(Input)
============

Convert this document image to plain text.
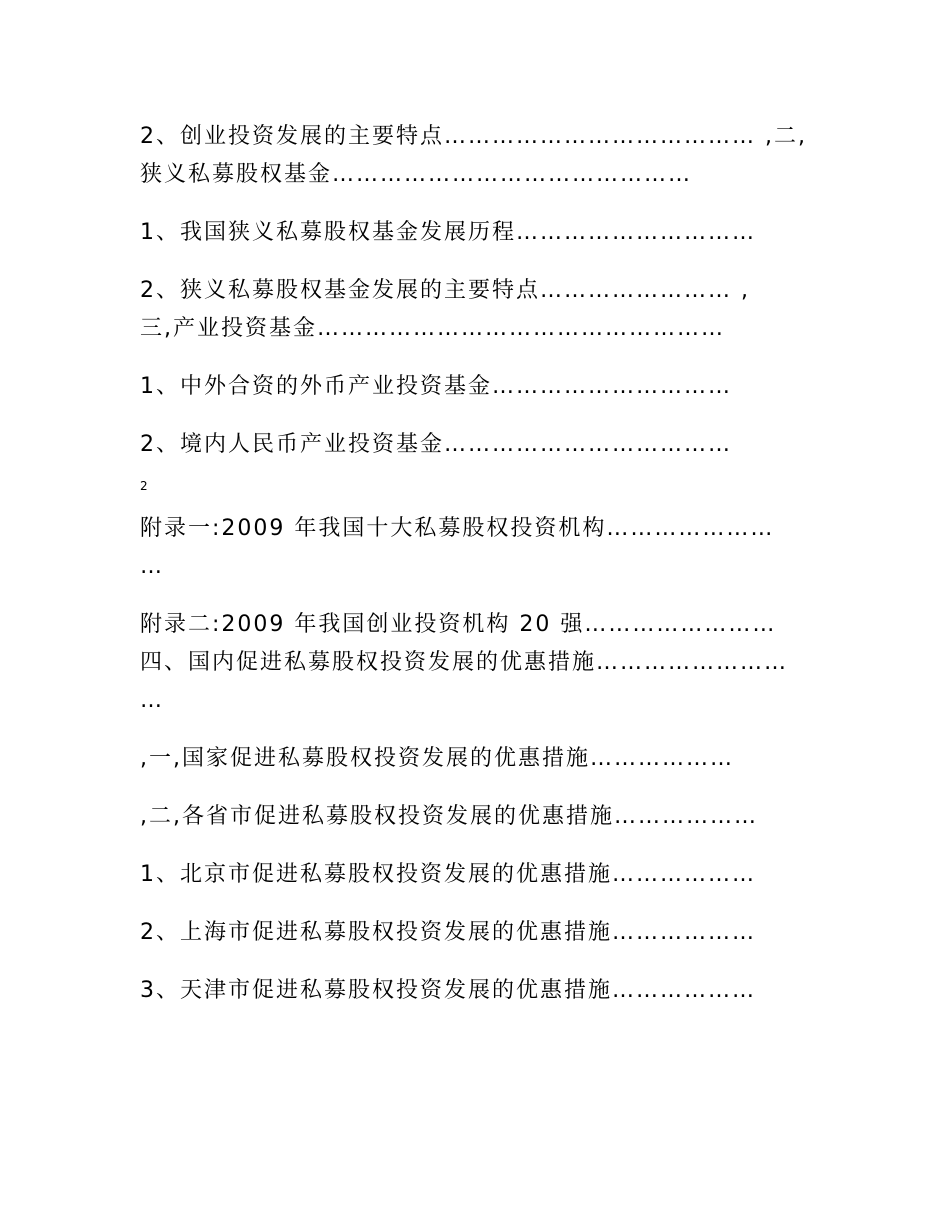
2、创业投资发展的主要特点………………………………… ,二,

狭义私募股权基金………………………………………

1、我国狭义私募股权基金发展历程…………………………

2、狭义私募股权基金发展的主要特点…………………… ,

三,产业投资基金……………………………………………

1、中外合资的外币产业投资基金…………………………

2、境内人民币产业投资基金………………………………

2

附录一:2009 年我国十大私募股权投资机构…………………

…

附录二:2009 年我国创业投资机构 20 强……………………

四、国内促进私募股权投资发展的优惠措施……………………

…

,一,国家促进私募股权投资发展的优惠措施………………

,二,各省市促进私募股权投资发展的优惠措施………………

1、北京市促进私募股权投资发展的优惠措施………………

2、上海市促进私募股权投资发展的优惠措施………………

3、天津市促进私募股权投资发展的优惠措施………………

============

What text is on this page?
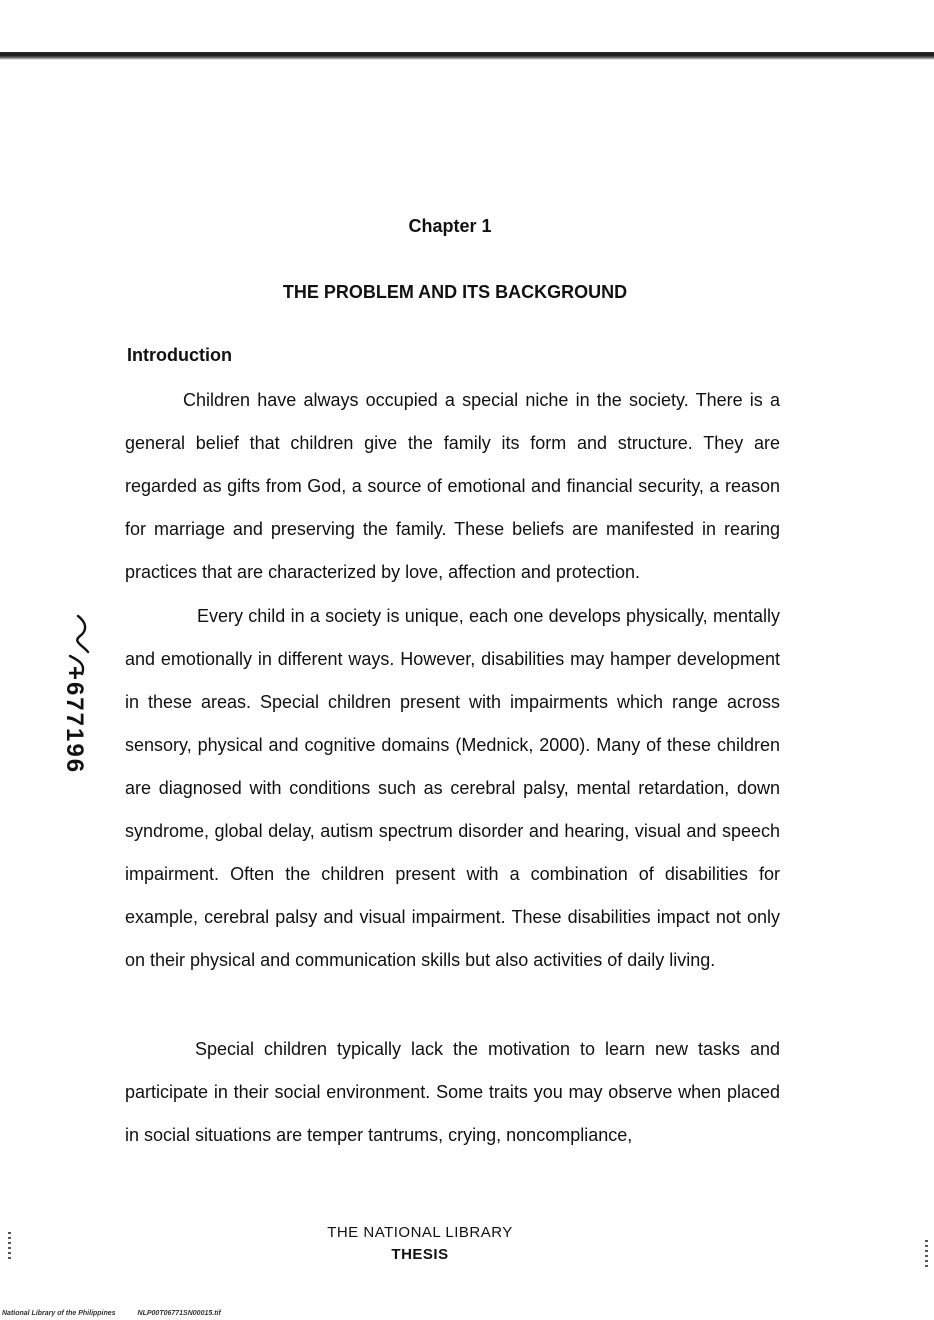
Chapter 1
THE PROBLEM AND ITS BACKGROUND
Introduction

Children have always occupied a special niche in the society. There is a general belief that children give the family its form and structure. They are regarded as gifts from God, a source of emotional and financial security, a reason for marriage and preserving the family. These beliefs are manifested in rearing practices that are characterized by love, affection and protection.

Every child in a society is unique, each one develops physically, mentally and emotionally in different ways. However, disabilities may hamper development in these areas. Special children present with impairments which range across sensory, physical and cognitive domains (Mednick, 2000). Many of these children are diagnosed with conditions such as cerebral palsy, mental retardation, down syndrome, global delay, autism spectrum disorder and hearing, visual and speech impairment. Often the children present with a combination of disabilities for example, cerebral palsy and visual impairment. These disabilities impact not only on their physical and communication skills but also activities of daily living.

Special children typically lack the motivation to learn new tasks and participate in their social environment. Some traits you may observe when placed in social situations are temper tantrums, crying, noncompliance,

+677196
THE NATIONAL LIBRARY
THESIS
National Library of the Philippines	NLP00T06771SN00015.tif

============

(Work required) In how many lines does the word "this" appear? Respond with the number alone.

(Finished task) 2